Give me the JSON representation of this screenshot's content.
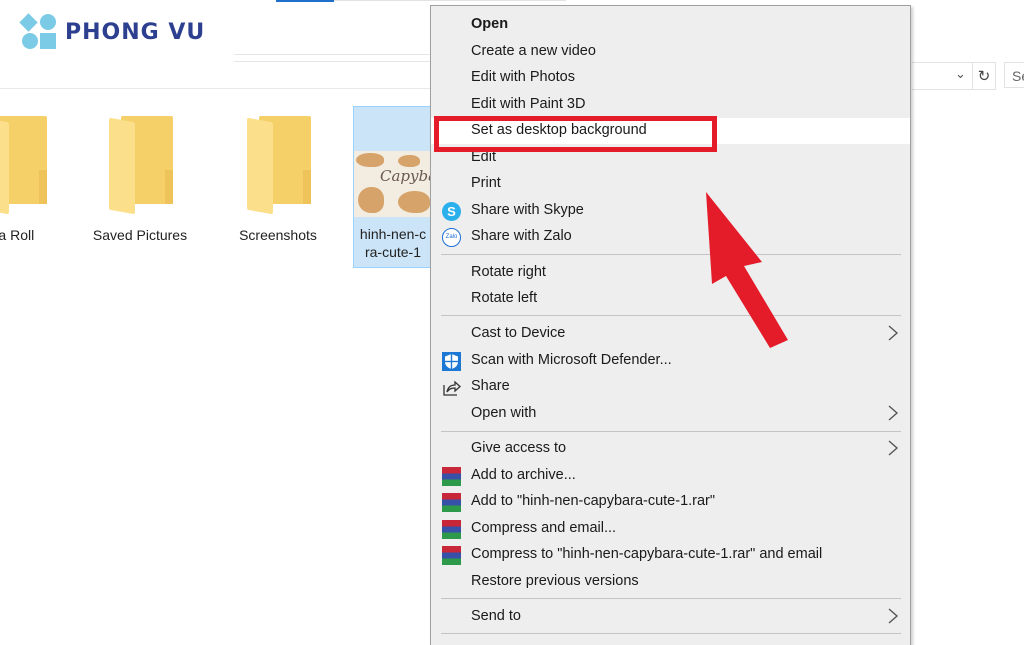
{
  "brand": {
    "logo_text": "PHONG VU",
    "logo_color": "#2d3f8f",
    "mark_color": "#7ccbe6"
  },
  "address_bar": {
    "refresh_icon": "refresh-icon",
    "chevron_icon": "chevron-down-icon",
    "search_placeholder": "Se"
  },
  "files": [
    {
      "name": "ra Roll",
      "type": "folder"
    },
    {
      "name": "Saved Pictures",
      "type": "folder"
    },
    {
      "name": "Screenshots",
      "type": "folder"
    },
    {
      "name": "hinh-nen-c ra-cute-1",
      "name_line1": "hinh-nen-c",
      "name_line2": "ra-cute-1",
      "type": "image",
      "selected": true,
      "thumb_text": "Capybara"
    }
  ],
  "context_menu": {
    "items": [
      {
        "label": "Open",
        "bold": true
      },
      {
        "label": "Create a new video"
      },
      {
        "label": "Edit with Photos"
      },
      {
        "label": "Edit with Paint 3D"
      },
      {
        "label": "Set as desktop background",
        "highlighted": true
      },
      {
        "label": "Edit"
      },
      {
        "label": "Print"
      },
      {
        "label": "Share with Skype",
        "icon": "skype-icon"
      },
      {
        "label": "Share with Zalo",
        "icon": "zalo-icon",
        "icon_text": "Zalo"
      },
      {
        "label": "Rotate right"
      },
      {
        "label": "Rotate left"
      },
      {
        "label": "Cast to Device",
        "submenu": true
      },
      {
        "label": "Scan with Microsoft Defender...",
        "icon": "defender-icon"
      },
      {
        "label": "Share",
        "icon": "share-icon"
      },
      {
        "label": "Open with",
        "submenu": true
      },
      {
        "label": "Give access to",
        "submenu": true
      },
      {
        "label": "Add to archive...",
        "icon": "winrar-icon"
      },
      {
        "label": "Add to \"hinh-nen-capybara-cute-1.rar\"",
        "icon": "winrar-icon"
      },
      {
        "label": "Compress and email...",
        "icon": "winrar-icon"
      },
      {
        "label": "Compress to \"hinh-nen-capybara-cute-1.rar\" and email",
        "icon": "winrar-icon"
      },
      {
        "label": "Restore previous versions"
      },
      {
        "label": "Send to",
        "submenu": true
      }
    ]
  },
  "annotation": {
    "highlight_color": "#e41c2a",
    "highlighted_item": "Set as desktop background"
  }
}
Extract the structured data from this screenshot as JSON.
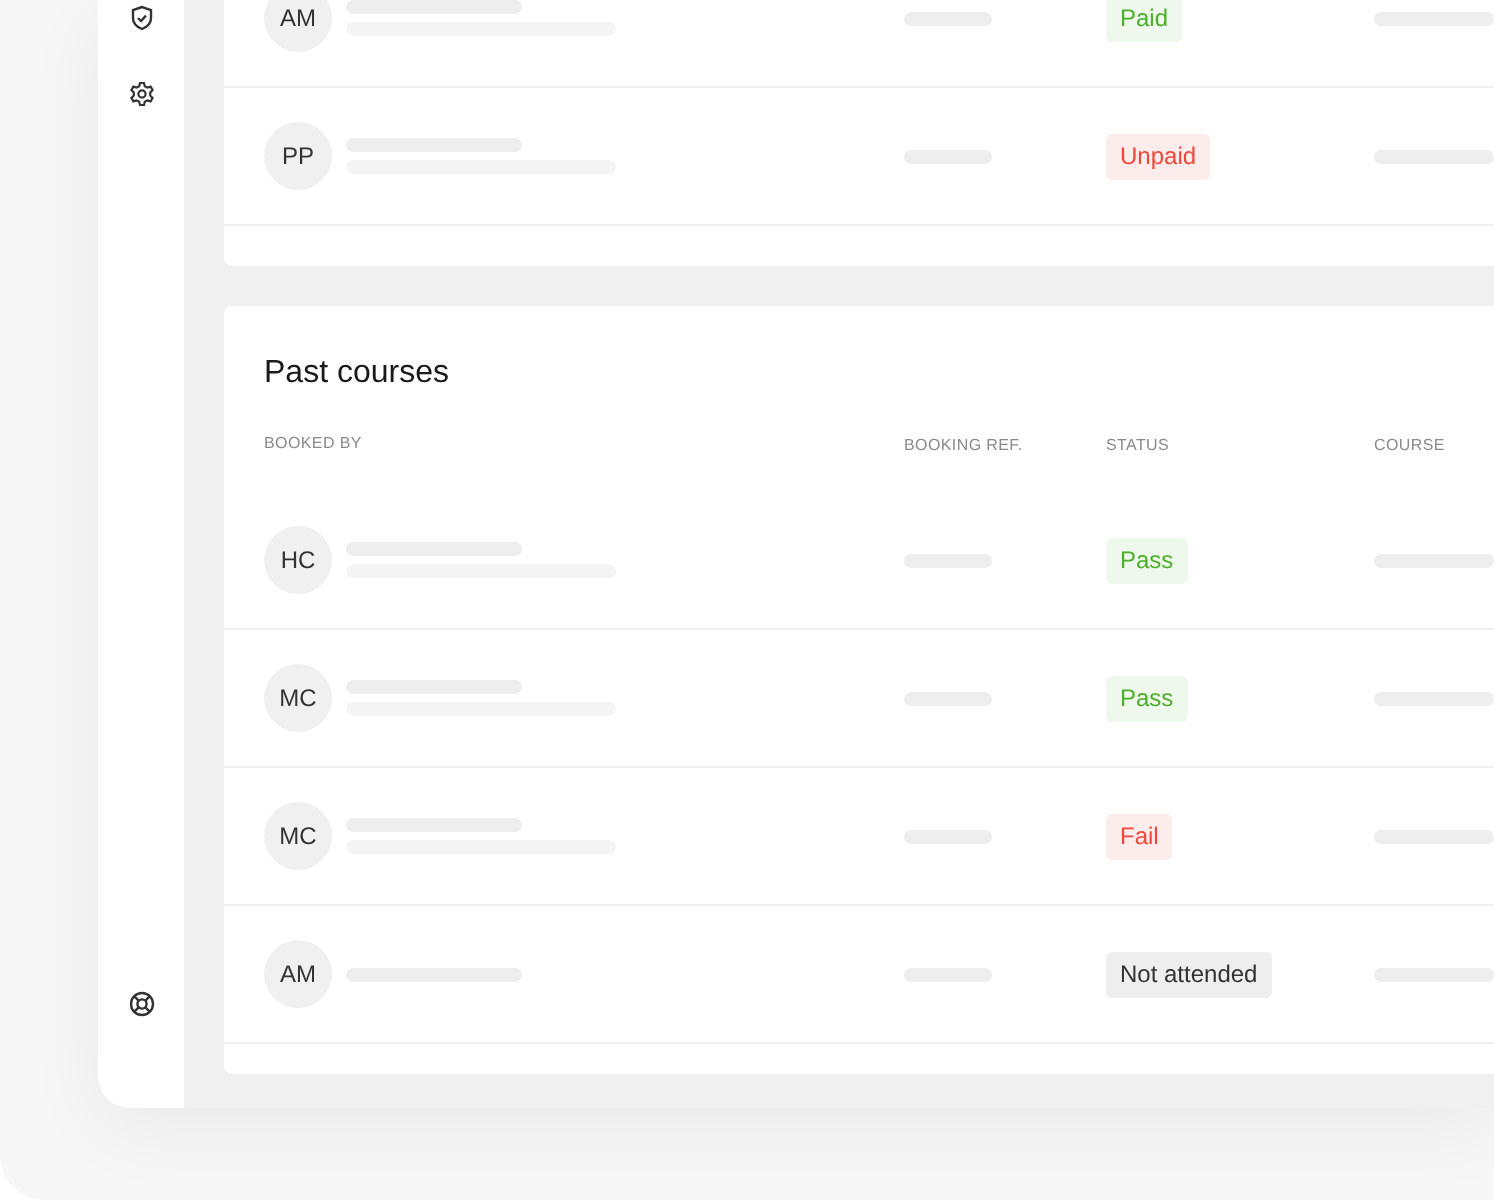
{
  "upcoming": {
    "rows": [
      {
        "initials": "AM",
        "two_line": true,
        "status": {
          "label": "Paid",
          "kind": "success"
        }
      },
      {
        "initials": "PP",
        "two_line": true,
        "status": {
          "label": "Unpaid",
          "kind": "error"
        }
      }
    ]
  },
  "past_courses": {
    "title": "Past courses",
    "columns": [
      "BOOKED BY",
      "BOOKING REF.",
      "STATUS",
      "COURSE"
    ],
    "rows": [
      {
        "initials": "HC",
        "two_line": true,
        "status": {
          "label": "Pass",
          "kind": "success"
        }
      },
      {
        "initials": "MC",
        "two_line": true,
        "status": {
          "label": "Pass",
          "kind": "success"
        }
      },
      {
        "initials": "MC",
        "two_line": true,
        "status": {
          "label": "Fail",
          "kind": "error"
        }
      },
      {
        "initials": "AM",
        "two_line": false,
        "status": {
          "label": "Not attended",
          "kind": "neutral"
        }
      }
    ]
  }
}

--------------------

• WHAT YOU HAVE TO DO: Exclude every picture and copy the remaining data exactly.

• WORKED SOLUTION:
Give me the JSON representation of this screenshot's content.
{
  "brand": {
    "logo_text": "PHONG VU",
    "logo_color": "#2d3f8f",
    "mark_color": "#7ccbe6"
  },
  "address_bar": {
    "refresh_icon": "refresh-icon",
    "chevron_icon": "chevron-down-icon",
    "search_placeholder": "Se"
  },
  "files": [
    {
      "name": "ra Roll",
      "type": "folder"
    },
    {
      "name": "Saved Pictures",
      "type": "folder"
    },
    {
      "name": "Screenshots",
      "type": "folder"
    },
    {
      "name": "hinh-nen-c ra-cute-1",
      "name_line1": "hinh-nen-c",
      "name_line2": "ra-cute-1",
      "type": "image",
      "selected": true,
      "thumb_text": "Capybara"
    }
  ],
  "context_menu": {
    "items": [
      {
        "label": "Open",
        "bold": true
      },
      {
        "label": "Create a new video"
      },
      {
        "label": "Edit with Photos"
      },
      {
        "label": "Edit with Paint 3D"
      },
      {
        "label": "Set as desktop background",
        "highlighted": true
      },
      {
        "label": "Edit"
      },
      {
        "label": "Print"
      },
      {
        "label": "Share with Skype",
        "icon": "skype-icon"
      },
      {
        "label": "Share with Zalo",
        "icon": "zalo-icon",
        "icon_text": "Zalo"
      },
      {
        "label": "Rotate right"
      },
      {
        "label": "Rotate left"
      },
      {
        "label": "Cast to Device",
        "submenu": true
      },
      {
        "label": "Scan with Microsoft Defender...",
        "icon": "defender-icon"
      },
      {
        "label": "Share",
        "icon": "share-icon"
      },
      {
        "label": "Open with",
        "submenu": true
      },
      {
        "label": "Give access to",
        "submenu": true
      },
      {
        "label": "Add to archive...",
        "icon": "winrar-icon"
      },
      {
        "label": "Add to \"hinh-nen-capybara-cute-1.rar\"",
        "icon": "winrar-icon"
      },
      {
        "label": "Compress and email...",
        "icon": "winrar-icon"
      },
      {
        "label": "Compress to \"hinh-nen-capybara-cute-1.rar\" and email",
        "icon": "winrar-icon"
      },
      {
        "label": "Restore previous versions"
      },
      {
        "label": "Send to",
        "submenu": true
      }
    ]
  },
  "annotation": {
    "highlight_color": "#e41c2a",
    "highlighted_item": "Set as desktop background"
  }
}
Extract the structured data from this screenshot as JSON.
{
  "upcoming": {
    "rows": [
      {
        "initials": "AM",
        "two_line": true,
        "status": {
          "label": "Paid",
          "kind": "success"
        }
      },
      {
        "initials": "PP",
        "two_line": true,
        "status": {
          "label": "Unpaid",
          "kind": "error"
        }
      }
    ]
  },
  "past_courses": {
    "title": "Past courses",
    "columns": [
      "BOOKED BY",
      "BOOKING REF.",
      "STATUS",
      "COURSE"
    ],
    "rows": [
      {
        "initials": "HC",
        "two_line": true,
        "status": {
          "label": "Pass",
          "kind": "success"
        }
      },
      {
        "initials": "MC",
        "two_line": true,
        "status": {
          "label": "Pass",
          "kind": "success"
        }
      },
      {
        "initials": "MC",
        "two_line": true,
        "status": {
          "label": "Fail",
          "kind": "error"
        }
      },
      {
        "initials": "AM",
        "two_line": false,
        "status": {
          "label": "Not attended",
          "kind": "neutral"
        }
      }
    ]
  }
}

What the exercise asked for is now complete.